== The problem ==
Copy every record word for word.

== Entries ==
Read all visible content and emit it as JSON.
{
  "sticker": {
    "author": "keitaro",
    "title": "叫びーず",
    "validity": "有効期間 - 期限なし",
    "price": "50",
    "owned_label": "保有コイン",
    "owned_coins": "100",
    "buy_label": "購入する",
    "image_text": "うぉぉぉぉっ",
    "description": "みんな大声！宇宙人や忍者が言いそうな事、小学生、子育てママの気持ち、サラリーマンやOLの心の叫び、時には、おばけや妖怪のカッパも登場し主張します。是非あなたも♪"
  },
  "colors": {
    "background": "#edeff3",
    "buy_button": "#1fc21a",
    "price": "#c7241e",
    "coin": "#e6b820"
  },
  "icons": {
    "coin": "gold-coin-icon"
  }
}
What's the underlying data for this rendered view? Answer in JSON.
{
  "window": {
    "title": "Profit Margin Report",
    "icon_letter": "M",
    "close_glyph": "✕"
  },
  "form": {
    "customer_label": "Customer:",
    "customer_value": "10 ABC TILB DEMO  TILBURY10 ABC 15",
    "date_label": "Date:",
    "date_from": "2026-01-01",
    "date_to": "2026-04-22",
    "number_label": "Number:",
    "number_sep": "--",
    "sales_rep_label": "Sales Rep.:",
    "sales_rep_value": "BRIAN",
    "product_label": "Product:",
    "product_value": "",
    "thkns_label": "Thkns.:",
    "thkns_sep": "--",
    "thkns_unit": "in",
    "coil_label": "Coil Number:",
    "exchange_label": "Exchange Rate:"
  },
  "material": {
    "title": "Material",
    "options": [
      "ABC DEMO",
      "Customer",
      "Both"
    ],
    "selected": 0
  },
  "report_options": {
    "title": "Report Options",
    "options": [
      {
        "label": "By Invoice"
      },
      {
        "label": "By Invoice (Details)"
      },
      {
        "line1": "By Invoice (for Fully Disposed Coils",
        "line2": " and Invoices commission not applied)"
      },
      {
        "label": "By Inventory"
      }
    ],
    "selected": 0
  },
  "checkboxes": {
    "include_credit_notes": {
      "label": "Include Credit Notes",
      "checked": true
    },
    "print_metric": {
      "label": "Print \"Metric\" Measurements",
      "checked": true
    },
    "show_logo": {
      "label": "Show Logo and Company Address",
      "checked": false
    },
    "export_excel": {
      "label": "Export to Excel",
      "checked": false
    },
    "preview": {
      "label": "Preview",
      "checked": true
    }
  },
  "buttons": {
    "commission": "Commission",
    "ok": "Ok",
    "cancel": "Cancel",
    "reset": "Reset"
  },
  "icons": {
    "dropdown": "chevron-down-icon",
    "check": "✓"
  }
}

== Result for this exercise ==
Read all visible content and emit it as JSON.
{
  "sticker": {
    "author": "keitaro",
    "title": "叫びーず",
    "validity": "有効期間 - 期限なし",
    "price": "50",
    "owned_label": "保有コイン",
    "owned_coins": "100",
    "buy_label": "購入する",
    "image_text": "うぉぉぉぉっ",
    "description": "みんな大声！宇宙人や忍者が言いそうな事、小学生、子育てママの気持ち、サラリーマンやOLの心の叫び、時には、おばけや妖怪のカッパも登場し主張します。是非あなたも♪"
  },
  "colors": {
    "background": "#edeff3",
    "buy_button": "#1fc21a",
    "price": "#c7241e",
    "coin": "#e6b820"
  },
  "icons": {
    "coin": "gold-coin-icon"
  }
}
What's the underlying data for this rendered view? Answer in JSON.
{
  "window": {
    "title": "Profit Margin Report",
    "icon_letter": "M",
    "close_glyph": "✕"
  },
  "form": {
    "customer_label": "Customer:",
    "customer_value": "10 ABC TILB DEMO  TILBURY10 ABC 15",
    "date_label": "Date:",
    "date_from": "2026-01-01",
    "date_to": "2026-04-22",
    "number_label": "Number:",
    "number_sep": "--",
    "sales_rep_label": "Sales Rep.:",
    "sales_rep_value": "BRIAN",
    "product_label": "Product:",
    "product_value": "",
    "thkns_label": "Thkns.:",
    "thkns_sep": "--",
    "thkns_unit": "in",
    "coil_label": "Coil Number:",
    "exchange_label": "Exchange Rate:"
  },
  "material": {
    "title": "Material",
    "options": [
      "ABC DEMO",
      "Customer",
      "Both"
    ],
    "selected": 0
  },
  "report_options": {
    "title": "Report Options",
    "options": [
      {
        "label": "By Invoice"
      },
      {
        "label": "By Invoice (Details)"
      },
      {
        "line1": "By Invoice (for Fully Disposed Coils",
        "line2": " and Invoices commission not applied)"
      },
      {
        "label": "By Inventory"
      }
    ],
    "selected": 0
  },
  "checkboxes": {
    "include_credit_notes": {
      "label": "Include Credit Notes",
      "checked": true
    },
    "print_metric": {
      "label": "Print \"Metric\" Measurements",
      "checked": true
    },
    "show_logo": {
      "label": "Show Logo and Company Address",
      "checked": false
    },
    "export_excel": {
      "label": "Export to Excel",
      "checked": false
    },
    "preview": {
      "label": "Preview",
      "checked": true
    }
  },
  "buttons": {
    "commission": "Commission",
    "ok": "Ok",
    "cancel": "Cancel",
    "reset": "Reset"
  },
  "icons": {
    "dropdown": "chevron-down-icon",
    "check": "✓"
  }
}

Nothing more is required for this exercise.